■ **Written exercise**:
Find the lines that hold the word "ANESBARAKA" and return them.

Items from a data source

____

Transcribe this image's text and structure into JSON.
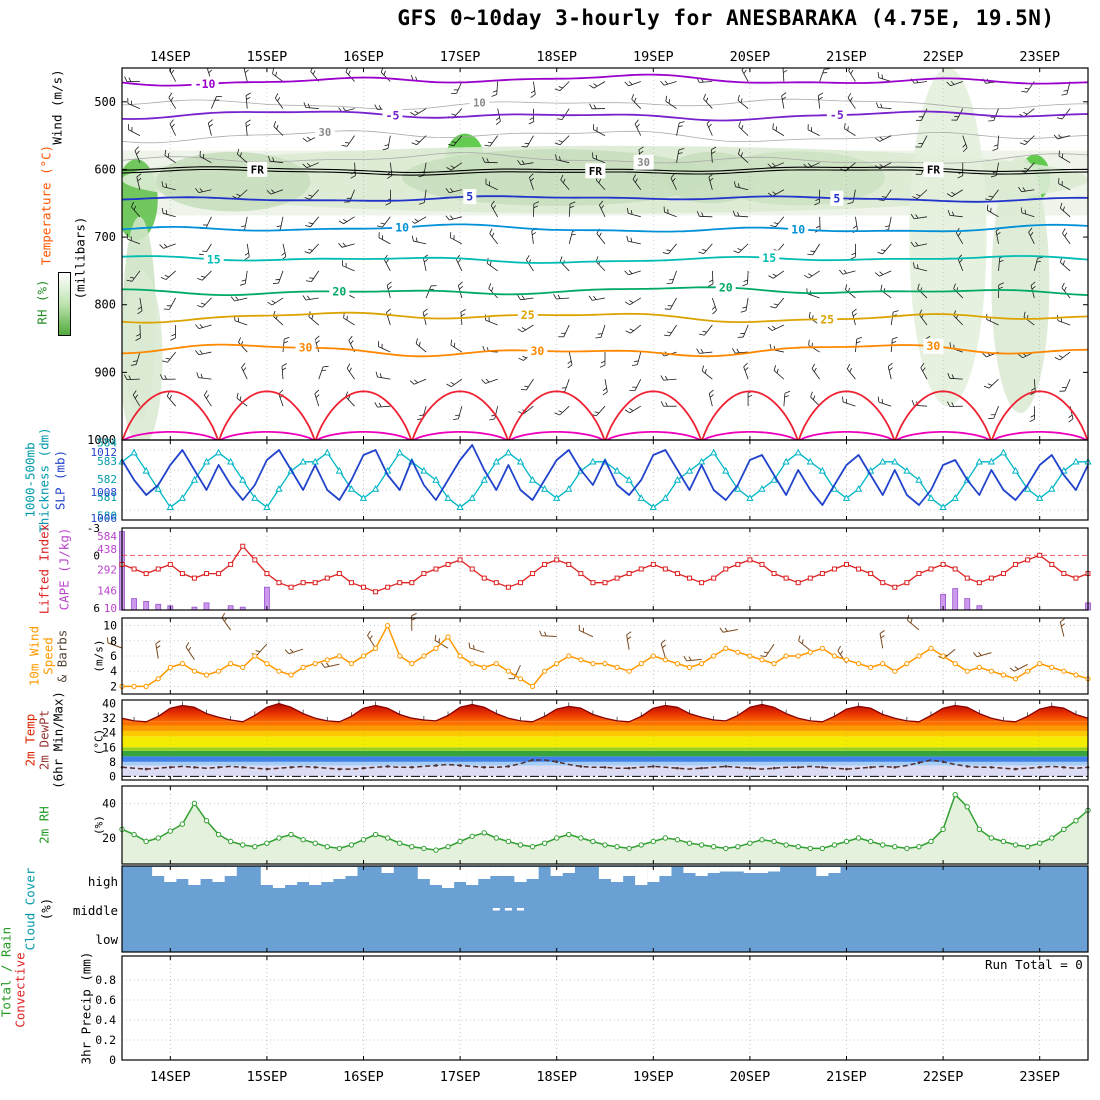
{
  "title": "GFS 0~10day 3-hourly for ANESBARAKA (4.75E, 19.5N)",
  "run_total_label": "Run Total = 0",
  "left_labels": {
    "p1_wind": "Wind (m/s)",
    "p1_temp": "Temperature (°C)",
    "p1_rh": "RH (%)",
    "p1_mb": "(millibars)",
    "p2_thk1": "1000-500mb",
    "p2_thk2": "Thickness (dm)",
    "p2_slp": "SLP (mb)",
    "p3_li": "Lifted Index",
    "p3_cape": "CAPE (J/kg)",
    "p4_wind1": "10m Wind",
    "p4_wind2": "Speed",
    "p4_barbs": "& Barbs",
    "p4_unit": "(m/s)",
    "p5_temp": "2m Temp",
    "p5_dew": "2m DewPt",
    "p5_minmax": "(6hr Min/Max)",
    "p5_unit": "(°C)",
    "p6_rh": "2m RH",
    "p6_unit": "(%)",
    "p7_cloud": "Cloud Cover",
    "p7_unit": "(%)",
    "p8_total": "Total / Rain",
    "p8_conv": "Convective",
    "p8_precip": "3hr Precip (mm)"
  },
  "chart_data": {
    "type": "line",
    "title": "GFS 0~10day 3-hourly for ANESBARAKA (4.75E, 19.5N)",
    "station": "ANESBARAKA (4.75E, 19.5N)",
    "x_axis": {
      "tick_labels": [
        "14SEP",
        "15SEP",
        "16SEP",
        "17SEP",
        "18SEP",
        "19SEP",
        "20SEP",
        "21SEP",
        "22SEP",
        "23SEP"
      ],
      "span_days": 10,
      "steps": 81,
      "interval_hours": 3
    },
    "pressure_section": {
      "ylabel": "(millibars)",
      "ylim": [
        450,
        1000
      ],
      "yticks": [
        500,
        600,
        700,
        800,
        900,
        1000
      ],
      "contours": [
        {
          "level": "-10",
          "color": "#9900cc",
          "p": 468,
          "amp": 9,
          "ph": 0.3,
          "labels": [
            0.086
          ]
        },
        {
          "level": "-5",
          "color": "#7722cc",
          "p": 520,
          "amp": 8,
          "ph": 1.4,
          "labels": [
            0.28,
            0.74
          ]
        },
        {
          "level": "5",
          "color": "#2233cc",
          "p": 643,
          "amp": 5,
          "ph": 3.1,
          "labels": [
            0.36,
            0.74
          ]
        },
        {
          "level": "10",
          "color": "#0090d8",
          "p": 688,
          "amp": 7,
          "ph": 4.0,
          "labels": [
            0.29,
            0.7
          ]
        },
        {
          "level": "15",
          "color": "#00bdb4",
          "p": 733,
          "amp": 6,
          "ph": 4.9,
          "labels": [
            0.095,
            0.67
          ]
        },
        {
          "level": "20",
          "color": "#00aa66",
          "p": 780,
          "amp": 7,
          "ph": 5.8,
          "labels": [
            0.225,
            0.625
          ]
        },
        {
          "level": "25",
          "color": "#dca400",
          "p": 818,
          "amp": 9,
          "ph": 0.9,
          "labels": [
            0.42,
            0.73
          ]
        },
        {
          "level": "30",
          "color": "#ff8800",
          "p": 868,
          "amp": 11,
          "ph": 1.9,
          "labels": [
            0.19,
            0.43,
            0.84
          ]
        }
      ],
      "surface_isotherm_arcs": [
        {
          "color": "#ee2233",
          "base": 1008,
          "depth": 80,
          "pow": 0.65
        },
        {
          "color": "#ee00bb",
          "base": 1004,
          "depth": 16,
          "pow": 0.5
        }
      ],
      "freezing_line": {
        "label": "FR",
        "p": 600,
        "amp": 5,
        "ph": 2.2,
        "label_at": [
          0.14,
          0.49,
          0.84
        ]
      },
      "gray_contours": [
        {
          "level": "10",
          "p": 503,
          "amp": 9,
          "ph": 2.6,
          "labels": [
            0.37
          ]
        },
        {
          "level": "30",
          "p": 550,
          "amp": 11,
          "ph": 0.8,
          "labels": [
            0.21
          ]
        },
        {
          "level": "30",
          "p": 585,
          "amp": 10,
          "ph": 3.9,
          "labels": [
            0.54
          ]
        }
      ],
      "shading": [
        {
          "d": 0.15,
          "p": 645,
          "rd": 0.22,
          "rp": 60,
          "c": "#63c24f"
        },
        {
          "d": 0.18,
          "p": 820,
          "rd": 0.17,
          "rp": 150,
          "c": "#cfe4c6"
        },
        {
          "d": 3.55,
          "p": 585,
          "rd": 0.2,
          "rp": 38,
          "c": "#52c63e"
        },
        {
          "d": 9.45,
          "p": 612,
          "rd": 0.16,
          "rp": 34,
          "c": "#52c63e"
        },
        {
          "d": 5.0,
          "p": 615,
          "rd": 5.0,
          "rp": 50,
          "c": "#dcebd4"
        },
        {
          "d": 4.5,
          "p": 612,
          "rd": 1.6,
          "rp": 42,
          "c": "#c8dfbe"
        },
        {
          "d": 1.15,
          "p": 618,
          "rd": 0.8,
          "rp": 44,
          "c": "#c8dfbe"
        },
        {
          "d": 6.1,
          "p": 612,
          "rd": 0.5,
          "rp": 38,
          "c": "#c8dfbe"
        },
        {
          "d": 7.0,
          "p": 613,
          "rd": 0.9,
          "rp": 40,
          "c": "#cde2c3"
        },
        {
          "d": 8.55,
          "p": 700,
          "rd": 0.4,
          "rp": 250,
          "c": "#e3efdb"
        },
        {
          "d": 9.3,
          "p": 770,
          "rd": 0.3,
          "rp": 190,
          "c": "#dcebd4"
        },
        {
          "d": 0.2,
          "p": 880,
          "rd": 0.22,
          "rp": 130,
          "c": "#dcebd4"
        }
      ],
      "wind_barbs": "3-hourly x pressure-level grid"
    },
    "slp": {
      "name": "SLP (mb)",
      "color": "#2244cc",
      "ylim": [
        1005,
        1013
      ],
      "yticks": [
        1012,
        1008,
        1006
      ],
      "values": [
        1011,
        1009,
        1007.5,
        1008.5,
        1010.5,
        1012,
        1010,
        1008,
        1010.5,
        1008.5,
        1007,
        1008.5,
        1011,
        1012,
        1010,
        1008,
        1010.5,
        1008,
        1007,
        1009,
        1011.5,
        1012,
        1009.5,
        1008,
        1011,
        1008.5,
        1007,
        1009,
        1011,
        1012.5,
        1010,
        1008,
        1010.5,
        1008,
        1007,
        1009,
        1011,
        1012,
        1010,
        1008.5,
        1011,
        1008.5,
        1007.5,
        1009,
        1011.5,
        1012,
        1010,
        1008,
        1010.5,
        1008,
        1007,
        1008.5,
        1011,
        1011.5,
        1009.5,
        1007.5,
        1010,
        1008,
        1006.5,
        1008.5,
        1010.5,
        1011.5,
        1009.5,
        1007.5,
        1010,
        1007.5,
        1006.5,
        1008,
        1010.5,
        1011,
        1009,
        1007.5,
        1010,
        1008,
        1007,
        1008.5,
        1010.5,
        1011.5,
        1009.5,
        1008,
        1010.5
      ]
    },
    "thickness": {
      "name": "1000-500mb Thickness (dm)",
      "color": "#00b5c5",
      "ylim": [
        579.8,
        584.2
      ],
      "yticks": [
        584,
        583,
        582,
        581,
        580
      ],
      "values": [
        583,
        583.5,
        582.5,
        581.5,
        580.5,
        581,
        582,
        583,
        583.5,
        583,
        582,
        581,
        580.5,
        581.5,
        582.5,
        583,
        583,
        583.5,
        582.5,
        581.5,
        581,
        581.5,
        582.5,
        583.5,
        583,
        582.5,
        582,
        581,
        580.5,
        581,
        582,
        583,
        583.5,
        583,
        582,
        581.5,
        581,
        581.5,
        582.5,
        583,
        583,
        582.5,
        582,
        581,
        580.5,
        581,
        582,
        582.5,
        583,
        583.5,
        582.5,
        581.5,
        581,
        581.5,
        582,
        583,
        583.5,
        583,
        582.5,
        581.5,
        581,
        581.5,
        582.5,
        583,
        583,
        582.5,
        582,
        581,
        580.5,
        581,
        582,
        583,
        583,
        583.5,
        582.5,
        581.5,
        581,
        581.5,
        582.5,
        583,
        583
      ]
    },
    "lifted_index": {
      "name": "Lifted Index",
      "color": "#dd2222",
      "ylim": [
        -3,
        6
      ],
      "yticks": [
        -3,
        0,
        6
      ],
      "values": [
        1,
        1.5,
        2,
        1.5,
        1,
        2,
        2.5,
        2,
        2,
        1,
        -1,
        0.5,
        2,
        3,
        3.5,
        3,
        3,
        2.5,
        2,
        3,
        3.5,
        4,
        3.5,
        3,
        3,
        2,
        1.5,
        1,
        0.5,
        1.5,
        2.5,
        3,
        3.5,
        3,
        2,
        1,
        0.5,
        1,
        2,
        3,
        3,
        2.5,
        2,
        1.5,
        1,
        1.5,
        2,
        2.5,
        3,
        2.5,
        1.5,
        1,
        0.5,
        1,
        2,
        2.5,
        3,
        2.5,
        2,
        1.5,
        1,
        1.5,
        2,
        3,
        3.5,
        3,
        2,
        1.5,
        1,
        1.5,
        2.5,
        3,
        2.5,
        2,
        1,
        0.5,
        0,
        1,
        2,
        2.5,
        2
      ]
    },
    "cape": {
      "name": "CAPE (J/kg)",
      "color": "#cc99ee",
      "ylim": [
        10,
        584
      ],
      "yticks": [
        584,
        438,
        292,
        146,
        10
      ],
      "values": [
        560,
        90,
        70,
        50,
        40,
        0,
        30,
        60,
        0,
        40,
        30,
        0,
        170,
        0,
        0,
        0,
        0,
        0,
        0,
        0,
        0,
        0,
        0,
        0,
        0,
        0,
        0,
        0,
        0,
        0,
        0,
        0,
        0,
        0,
        0,
        0,
        0,
        0,
        0,
        0,
        0,
        0,
        0,
        0,
        0,
        0,
        0,
        0,
        0,
        0,
        0,
        0,
        0,
        0,
        0,
        0,
        0,
        0,
        0,
        0,
        0,
        0,
        0,
        0,
        0,
        0,
        0,
        0,
        120,
        160,
        90,
        40,
        0,
        0,
        0,
        0,
        0,
        0,
        0,
        0,
        60
      ]
    },
    "wind10m": {
      "name": "10m Wind Speed (m/s)",
      "color": "#ff9900",
      "ylim": [
        1,
        11
      ],
      "yticks": [
        10,
        8,
        6,
        4,
        2
      ],
      "values": [
        2,
        2,
        2,
        3,
        4.5,
        5,
        4,
        3.5,
        4,
        5,
        4.5,
        6,
        5,
        4,
        3.5,
        4.5,
        5,
        5.5,
        6,
        5,
        6,
        7,
        10,
        6,
        5,
        6,
        7,
        8.5,
        6,
        5,
        4.5,
        5,
        4,
        3,
        2,
        4,
        5,
        6,
        5.5,
        5,
        5,
        4.5,
        4,
        5,
        6,
        5.5,
        5,
        4.5,
        5,
        6,
        7,
        6.5,
        6,
        5.5,
        5,
        6,
        6,
        6.5,
        7,
        6,
        5.5,
        5,
        4.5,
        5,
        4,
        5,
        6,
        7,
        6,
        5,
        4,
        4.5,
        4,
        3.5,
        3,
        4,
        5,
        4.5,
        4,
        3.5,
        3
      ]
    },
    "t2m": {
      "name": "2m Temp (°C)",
      "ylim": [
        -2,
        42
      ],
      "yticks": [
        40,
        32,
        24,
        16,
        8,
        0
      ],
      "values": [
        32,
        30.5,
        30,
        33,
        37.5,
        39,
        38,
        34.5,
        32.5,
        31,
        30,
        33.5,
        38,
        40,
        38,
        34.5,
        32,
        30.5,
        30,
        33,
        37.5,
        39,
        37.5,
        34,
        32,
        31,
        30.5,
        33.5,
        38,
        39.5,
        38,
        34.5,
        32,
        30.5,
        30,
        33,
        37,
        38.5,
        37.5,
        34,
        32,
        30.5,
        30,
        33,
        37.5,
        39,
        38,
        34.5,
        32.5,
        31,
        30.5,
        33.5,
        38,
        39.5,
        38,
        34.5,
        32,
        30.5,
        30,
        33,
        37,
        38.5,
        37.5,
        34,
        32,
        30.5,
        30,
        33.5,
        37.5,
        39,
        38,
        34.5,
        32,
        30.5,
        30,
        33,
        37,
        38.5,
        37.5,
        34,
        32
      ]
    },
    "td2m": {
      "name": "2m DewPt (°C)",
      "color": "#503030",
      "values": [
        5,
        4.5,
        4,
        4.5,
        5,
        5.5,
        5,
        4.5,
        5,
        5.5,
        5,
        4.5,
        4,
        4.5,
        5,
        5.5,
        5,
        4.5,
        4,
        4,
        4.5,
        5,
        5.5,
        5,
        5,
        5.5,
        6,
        6.5,
        6,
        5.5,
        5,
        5,
        5.5,
        7,
        9,
        9,
        8,
        6.5,
        5.5,
        5,
        5,
        4.5,
        4.5,
        5,
        5.5,
        5,
        4.5,
        4,
        4.5,
        5,
        5.5,
        5,
        4.5,
        4,
        4.5,
        5,
        5,
        5.5,
        5,
        4.5,
        4,
        4.5,
        5,
        5.5,
        5,
        6,
        7.5,
        9,
        8,
        6.5,
        5.5,
        5,
        5,
        4.5,
        4,
        4.5,
        5,
        5.5,
        5,
        4.5,
        5
      ]
    },
    "temp_bands": [
      {
        "from": 0,
        "to": 6,
        "color": "#dcdcf4"
      },
      {
        "from": 6,
        "to": 8,
        "color": "#a6cdf6"
      },
      {
        "from": 8,
        "to": 11,
        "color": "#4080e8"
      },
      {
        "from": 11,
        "to": 14,
        "color": "#36a43c"
      },
      {
        "from": 14,
        "to": 16,
        "color": "#98d020"
      },
      {
        "from": 16,
        "to": 22,
        "color": "#f4ec00"
      },
      {
        "from": 22,
        "to": 25,
        "color": "#fcc800"
      },
      {
        "from": 25,
        "to": 28,
        "color": "#fc9800"
      },
      {
        "from": 28,
        "to": 30,
        "color": "#fc7000"
      }
    ],
    "rh2m": {
      "name": "2m RH (%)",
      "color": "#33a033",
      "ylim": [
        5,
        50
      ],
      "yticks": [
        40,
        20
      ],
      "values": [
        25,
        22,
        18,
        20,
        24,
        28,
        40,
        30,
        22,
        18,
        16,
        15,
        17,
        20,
        22,
        19,
        17,
        15,
        14,
        16,
        19,
        22,
        20,
        17,
        15,
        14,
        13,
        15,
        18,
        21,
        23,
        20,
        18,
        16,
        15,
        17,
        20,
        22,
        20,
        18,
        16,
        15,
        14,
        16,
        18,
        20,
        19,
        17,
        16,
        15,
        14,
        15,
        17,
        19,
        18,
        16,
        15,
        14,
        14,
        16,
        18,
        20,
        18,
        16,
        15,
        14,
        15,
        18,
        25,
        45,
        38,
        25,
        20,
        18,
        16,
        15,
        17,
        20,
        25,
        30,
        36
      ]
    },
    "cloud": {
      "rows": [
        "high",
        "middle",
        "low"
      ],
      "bg_color": "#6aa0d4",
      "high": [
        0,
        0,
        0,
        0.3,
        0.5,
        0.4,
        0.6,
        0.4,
        0.5,
        0.3,
        0,
        0,
        0.6,
        0.7,
        0.6,
        0.5,
        0.6,
        0.5,
        0.4,
        0.3,
        0,
        0,
        0.2,
        0,
        0,
        0.4,
        0.6,
        0.7,
        0.5,
        0.6,
        0.4,
        0.3,
        0.3,
        0.5,
        0.4,
        0,
        0.3,
        0.2,
        0,
        0,
        0.4,
        0.5,
        0.3,
        0.6,
        0.5,
        0.3,
        0,
        0.2,
        0.3,
        0.2,
        0.15,
        0.15,
        0.2,
        0.2,
        0.15,
        0,
        0,
        0,
        0.3,
        0.2,
        0,
        0,
        0,
        0,
        0,
        0,
        0,
        0,
        0,
        0,
        0,
        0,
        0,
        0,
        0,
        0,
        0,
        0,
        0,
        0,
        0
      ],
      "middle": [
        0,
        0,
        0,
        0,
        0,
        0,
        0,
        0,
        0,
        0,
        0,
        0,
        0,
        0,
        0,
        0,
        0,
        0,
        0,
        0,
        0,
        0,
        0,
        0,
        0,
        0,
        0,
        0,
        0,
        0,
        0,
        0.12,
        0.1,
        0.12,
        0,
        0,
        0,
        0,
        0,
        0,
        0,
        0,
        0,
        0,
        0,
        0,
        0,
        0,
        0,
        0,
        0,
        0,
        0,
        0,
        0,
        0,
        0,
        0,
        0,
        0,
        0,
        0,
        0,
        0,
        0,
        0,
        0,
        0,
        0,
        0,
        0,
        0,
        0,
        0,
        0,
        0,
        0,
        0,
        0,
        0,
        0
      ],
      "low_all_zero": true
    },
    "precip": {
      "name": "3hr Precip (mm)",
      "ylim": [
        0,
        1.04
      ],
      "yticks": [
        0.8,
        0.6,
        0.4,
        0.2,
        0
      ],
      "run_total": 0,
      "series": [
        {
          "name": "Total / Rain",
          "color": "#229922",
          "all_zero": true
        },
        {
          "name": "Convective",
          "color": "#dd2222",
          "all_zero": true
        }
      ]
    }
  }
}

____

■ **The result**:
  "title": "GFS 0~10day 3-hourly for ANESBARAKA (4.75E, 19.5N)",
    "title": "GFS 0~10day 3-hourly for ANESBARAKA (4.75E, 19.5N)",
    "station": "ANESBARAKA (4.75E, 19.5N)",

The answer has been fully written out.